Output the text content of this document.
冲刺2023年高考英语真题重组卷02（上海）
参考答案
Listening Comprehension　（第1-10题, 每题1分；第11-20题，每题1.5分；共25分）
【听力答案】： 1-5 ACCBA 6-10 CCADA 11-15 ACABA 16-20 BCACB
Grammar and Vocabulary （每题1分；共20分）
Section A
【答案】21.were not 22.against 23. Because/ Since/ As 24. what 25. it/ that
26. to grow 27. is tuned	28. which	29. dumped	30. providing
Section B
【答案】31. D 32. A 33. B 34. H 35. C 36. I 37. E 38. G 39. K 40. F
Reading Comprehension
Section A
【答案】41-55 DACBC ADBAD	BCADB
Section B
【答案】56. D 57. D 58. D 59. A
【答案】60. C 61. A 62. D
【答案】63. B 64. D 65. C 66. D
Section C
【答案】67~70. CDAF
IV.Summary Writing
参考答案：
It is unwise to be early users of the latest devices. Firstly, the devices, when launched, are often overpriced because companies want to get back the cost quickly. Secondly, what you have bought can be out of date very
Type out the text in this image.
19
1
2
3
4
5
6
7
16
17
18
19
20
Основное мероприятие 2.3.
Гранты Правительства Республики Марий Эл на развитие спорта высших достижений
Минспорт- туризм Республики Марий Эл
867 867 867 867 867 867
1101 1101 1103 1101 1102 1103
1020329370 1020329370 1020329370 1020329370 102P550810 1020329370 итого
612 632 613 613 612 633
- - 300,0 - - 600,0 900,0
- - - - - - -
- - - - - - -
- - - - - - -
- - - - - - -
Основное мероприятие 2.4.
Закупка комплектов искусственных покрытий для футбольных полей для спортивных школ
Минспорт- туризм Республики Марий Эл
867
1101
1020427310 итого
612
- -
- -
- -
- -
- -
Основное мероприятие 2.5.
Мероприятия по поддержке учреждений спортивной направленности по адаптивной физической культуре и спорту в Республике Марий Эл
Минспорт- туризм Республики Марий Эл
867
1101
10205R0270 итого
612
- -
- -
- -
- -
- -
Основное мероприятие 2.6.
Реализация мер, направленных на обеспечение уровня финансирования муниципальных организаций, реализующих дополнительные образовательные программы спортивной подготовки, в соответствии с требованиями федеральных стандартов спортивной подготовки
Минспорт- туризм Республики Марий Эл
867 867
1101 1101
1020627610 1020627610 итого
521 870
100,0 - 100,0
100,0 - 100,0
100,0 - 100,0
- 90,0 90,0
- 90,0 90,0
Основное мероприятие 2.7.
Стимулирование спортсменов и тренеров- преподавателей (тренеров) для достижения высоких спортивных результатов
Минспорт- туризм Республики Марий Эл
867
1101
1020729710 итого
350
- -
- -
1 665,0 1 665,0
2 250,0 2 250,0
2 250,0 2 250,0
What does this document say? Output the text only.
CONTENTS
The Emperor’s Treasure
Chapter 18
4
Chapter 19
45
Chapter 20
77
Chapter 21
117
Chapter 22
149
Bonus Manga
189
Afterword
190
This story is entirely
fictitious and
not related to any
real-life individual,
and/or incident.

:: Given exercise ::
Every line from the one containing "Type out the text in this image." through the end of the entries above must be echoed exactly, with both ends kept.

:: The answer ::
Type out the text in this image.
19
1
2
3
4
5
6
7
16
17
18
19
20
Основное мероприятие 2.3.
Гранты Правительства Республики Марий Эл на развитие спорта высших достижений
Минспорт- туризм Республики Марий Эл
867 867 867 867 867 867
1101 1101 1103 1101 1102 1103
1020329370 1020329370 1020329370 1020329370 102P550810 1020329370 итого
612 632 613 613 612 633
- - 300,0 - - 600,0 900,0
- - - - - - -
- - - - - - -
- - - - - - -
- - - - - - -
Основное мероприятие 2.4.
Закупка комплектов искусственных покрытий для футбольных полей для спортивных школ
Минспорт- туризм Республики Марий Эл
867
1101
1020427310 итого
612
- -
- -
- -
- -
- -
Основное мероприятие 2.5.
Мероприятия по поддержке учреждений спортивной направленности по адаптивной физической культуре и спорту в Республике Марий Эл
Минспорт- туризм Республики Марий Эл
867
1101
10205R0270 итого
612
- -
- -
- -
- -
- -
Основное мероприятие 2.6.
Реализация мер, направленных на обеспечение уровня финансирования муниципальных организаций, реализующих дополнительные образовательные программы спортивной подготовки, в соответствии с требованиями федеральных стандартов спортивной подготовки
Минспорт- туризм Республики Марий Эл
867 867
1101 1101
1020627610 1020627610 итого
521 870
100,0 - 100,0
100,0 - 100,0
100,0 - 100,0
- 90,0 90,0
- 90,0 90,0
Основное мероприятие 2.7.
Стимулирование спортсменов и тренеров- преподавателей (тренеров) для достижения высоких спортивных результатов
Минспорт- туризм Республики Марий Эл
867
1101
1020729710 итого
350
- -
- -
1 665,0 1 665,0
2 250,0 2 250,0
2 250,0 2 250,0
What does this document say? Output the text only.
CONTENTS
The Emperor’s Treasure
Chapter 18
4
Chapter 19
45
Chapter 20
77
Chapter 21
117
Chapter 22
149
Bonus Manga
189
Afterword
190
This story is entirely
fictitious and
not related to any
real-life individual,
and/or incident.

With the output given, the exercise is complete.